Within the listing below, locate all lines containing the word "Heliocentric". Copy each one.

※

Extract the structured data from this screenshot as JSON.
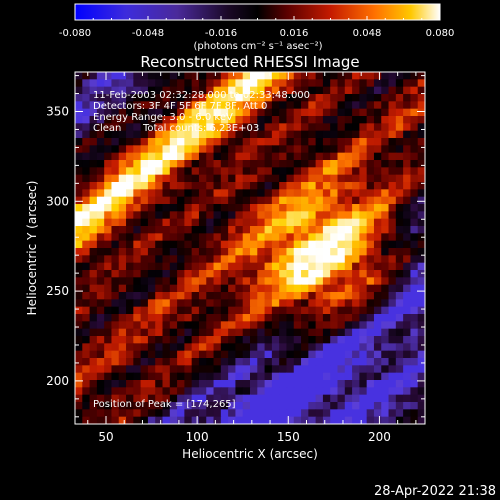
{
  "chart_data": {
    "type": "heatmap",
    "title": "Reconstructed RHESSI Image",
    "xlabel": "Heliocentric X (arcsec)",
    "ylabel": "Heliocentric Y (arcsec)",
    "xlim": [
      33,
      225
    ],
    "ylim": [
      176,
      372
    ],
    "x_ticks": [
      50,
      100,
      150,
      200
    ],
    "y_ticks": [
      200,
      250,
      300,
      350
    ],
    "colorbar": {
      "min": -0.08,
      "max": 0.08,
      "ticks": [
        "-0.080",
        "-0.048",
        "-0.016",
        "0.016",
        "0.048",
        "0.080"
      ],
      "units": "(photons cm⁻² s⁻¹ asec⁻²)",
      "colormap": [
        "#0000ff",
        "#5a3ed8",
        "#2a0a3a",
        "#000000",
        "#5a0000",
        "#c81e00",
        "#ff7a00",
        "#ffd000",
        "#ffffff"
      ]
    },
    "annotations": {
      "time": "11-Feb-2003 02:32:28.000 to 02:33:48.000",
      "detectors": "Detectors: 3F 4F 5F 6F 7F 8F, Att 0",
      "energy": "Energy Range: 3.0 - 6.0 keV",
      "method": "Clean",
      "counts": "Total counts: 6.23E+03",
      "peak": "Position of Peak = [174,265]"
    },
    "peak": [
      174,
      265
    ],
    "image_grid": {
      "rows": 48,
      "cols": 48,
      "description": "diagonal striped emission pattern running lower-left to upper-right, bright core near peak"
    }
  },
  "footer": {
    "timestamp": "28-Apr-2022 21:38"
  }
}
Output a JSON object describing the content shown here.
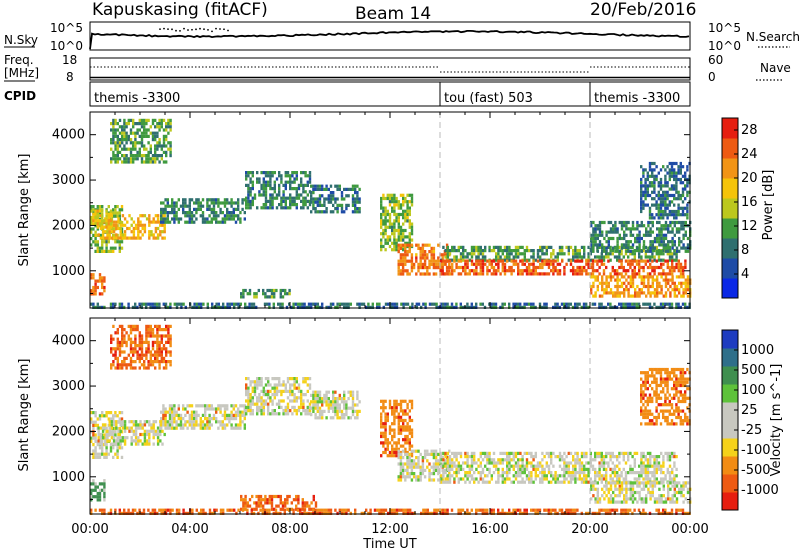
{
  "header": {
    "station": "Kapuskasing (fitACF)",
    "beam": "Beam 14",
    "date": "20/Feb/2016"
  },
  "strip_labels": {
    "nsky": "N.Sky",
    "nsky_top": "10^5",
    "nsky_bottom": "10^0",
    "nsearch": "N.Search",
    "nsearch_top": "10^5",
    "nsearch_bottom": "10^0",
    "freq": "Freq.",
    "freq_unit": "[MHz]",
    "freq_top": "18",
    "freq_bottom": "8",
    "nave": "Nave",
    "nave_top": "60",
    "nave_bottom": "0",
    "cpid": "CPID"
  },
  "cpid_segments": [
    {
      "label": "themis -3300",
      "start_hour": 0,
      "end_hour": 14
    },
    {
      "label": "tou (fast) 503",
      "start_hour": 14,
      "end_hour": 20
    },
    {
      "label": "themis -3300",
      "start_hour": 20,
      "end_hour": 24
    }
  ],
  "colors": {
    "power_scale": [
      "#0a28e6",
      "#1e4ba6",
      "#2f6f6f",
      "#3f9a3f",
      "#bcc81e",
      "#f5c40a",
      "#f29416",
      "#ee5a12",
      "#e61e0f"
    ],
    "velocity_scale": [
      "#1e3cc0",
      "#2f6f8a",
      "#3f8f4f",
      "#5ec23a",
      "#c8c8c0",
      "#c8c8c0",
      "#f5d21a",
      "#f28c14",
      "#ee5a12",
      "#e61e0f"
    ]
  },
  "chart_data": [
    {
      "type": "heatmap",
      "panel": "power",
      "title": "Kapuskasing (fitACF) Beam 14 20/Feb/2016",
      "xlabel": "Time UT",
      "ylabel": "Slant Range [km]",
      "x_ticks": [
        "00:00",
        "04:00",
        "08:00",
        "12:00",
        "16:00",
        "20:00",
        "00:00"
      ],
      "x_range_hours": [
        0,
        24
      ],
      "y_ticks": [
        "1000",
        "2000",
        "3000",
        "4000"
      ],
      "y_range_km": [
        180,
        4500
      ],
      "colorbar_label": "Power [dB]",
      "colorbar_ticks": [
        "4",
        "8",
        "12",
        "16",
        "20",
        "24",
        "28"
      ],
      "colorbar_range": [
        0,
        30
      ],
      "dashed_lines_hours": [
        14,
        20
      ],
      "echo_bands": [
        {
          "t0": 0.0,
          "t1": 1.3,
          "r0": 1450,
          "r1": 2450,
          "level": 12
        },
        {
          "t0": 0.3,
          "t1": 3.0,
          "r0": 1750,
          "r1": 2250,
          "level": 18
        },
        {
          "t0": 0.0,
          "t1": 0.8,
          "r0": 1950,
          "r1": 2350,
          "level": 16
        },
        {
          "t0": 0.0,
          "t1": 0.6,
          "r0": 500,
          "r1": 950,
          "level": 24
        },
        {
          "t0": 0.8,
          "t1": 3.2,
          "r0": 3400,
          "r1": 4350,
          "level": 10
        },
        {
          "t0": 2.8,
          "t1": 6.2,
          "r0": 2100,
          "r1": 2600,
          "level": 8
        },
        {
          "t0": 6.2,
          "t1": 8.8,
          "r0": 2400,
          "r1": 3200,
          "level": 8
        },
        {
          "t0": 6.0,
          "t1": 8.0,
          "r0": 400,
          "r1": 600,
          "level": 9
        },
        {
          "t0": 8.8,
          "t1": 10.8,
          "r0": 2300,
          "r1": 2900,
          "level": 7
        },
        {
          "t0": 11.6,
          "t1": 12.9,
          "r0": 1500,
          "r1": 2700,
          "level": 12
        },
        {
          "t0": 12.3,
          "t1": 14.4,
          "r0": 900,
          "r1": 1600,
          "level": 22
        },
        {
          "t0": 14.0,
          "t1": 23.5,
          "r0": 1250,
          "r1": 1550,
          "level": 10
        },
        {
          "t0": 14.0,
          "t1": 23.8,
          "r0": 900,
          "r1": 1250,
          "level": 24
        },
        {
          "t0": 20.0,
          "t1": 24.0,
          "r0": 1450,
          "r1": 2100,
          "level": 8
        },
        {
          "t0": 20.0,
          "t1": 24.0,
          "r0": 450,
          "r1": 900,
          "level": 20
        },
        {
          "t0": 22.0,
          "t1": 24.0,
          "r0": 2200,
          "r1": 3400,
          "level": 6
        },
        {
          "t0": 0.0,
          "t1": 24.0,
          "r0": 180,
          "r1": 300,
          "level": 6
        }
      ]
    },
    {
      "type": "heatmap",
      "panel": "velocity",
      "xlabel": "Time UT",
      "ylabel": "Slant Range [km]",
      "x_ticks": [
        "00:00",
        "04:00",
        "08:00",
        "12:00",
        "16:00",
        "20:00",
        "00:00"
      ],
      "x_range_hours": [
        0,
        24
      ],
      "y_ticks": [
        "1000",
        "2000",
        "3000",
        "4000"
      ],
      "y_range_km": [
        180,
        4500
      ],
      "colorbar_label": "Velocity [m s^-1]",
      "colorbar_ticks": [
        "1000",
        "500",
        "100",
        "25",
        "-25",
        "-100",
        "-500",
        "-1000"
      ],
      "dashed_lines_hours": [
        14,
        20
      ],
      "echo_bands": [
        {
          "t0": 0.0,
          "t1": 1.3,
          "r0": 1450,
          "r1": 2450,
          "vel": 0
        },
        {
          "t0": 0.3,
          "t1": 3.0,
          "r0": 1750,
          "r1": 2250,
          "vel": 0
        },
        {
          "t0": 0.0,
          "t1": 0.6,
          "r0": 500,
          "r1": 950,
          "vel": 150
        },
        {
          "t0": 0.8,
          "t1": 3.2,
          "r0": 3400,
          "r1": 4350,
          "vel": -300
        },
        {
          "t0": 2.8,
          "t1": 6.2,
          "r0": 2100,
          "r1": 2600,
          "vel": 0
        },
        {
          "t0": 6.2,
          "t1": 8.8,
          "r0": 2400,
          "r1": 3200,
          "vel": 0
        },
        {
          "t0": 6.0,
          "t1": 9.0,
          "r0": 300,
          "r1": 600,
          "vel": -300
        },
        {
          "t0": 8.8,
          "t1": 10.8,
          "r0": 2300,
          "r1": 2900,
          "vel": 0
        },
        {
          "t0": 11.6,
          "t1": 12.9,
          "r0": 1500,
          "r1": 2700,
          "vel": -100
        },
        {
          "t0": 12.3,
          "t1": 14.4,
          "r0": 900,
          "r1": 1600,
          "vel": 0
        },
        {
          "t0": 14.0,
          "t1": 23.5,
          "r0": 900,
          "r1": 1550,
          "vel": 0
        },
        {
          "t0": 20.0,
          "t1": 24.0,
          "r0": 450,
          "r1": 900,
          "vel": 0
        },
        {
          "t0": 22.0,
          "t1": 24.0,
          "r0": 2200,
          "r1": 3400,
          "vel": -200
        },
        {
          "t0": 0.0,
          "t1": 24.0,
          "r0": 180,
          "r1": 300,
          "vel": -300
        }
      ]
    }
  ]
}
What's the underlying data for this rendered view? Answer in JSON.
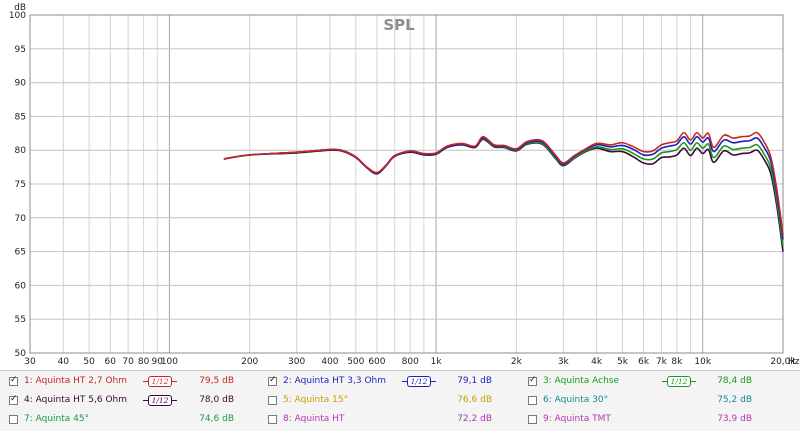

※

[Output for this exercise]
    "xlabel": "Heliocentric X (arcsec)",
    "ylabel": "Heliocentric Y (arcsec)",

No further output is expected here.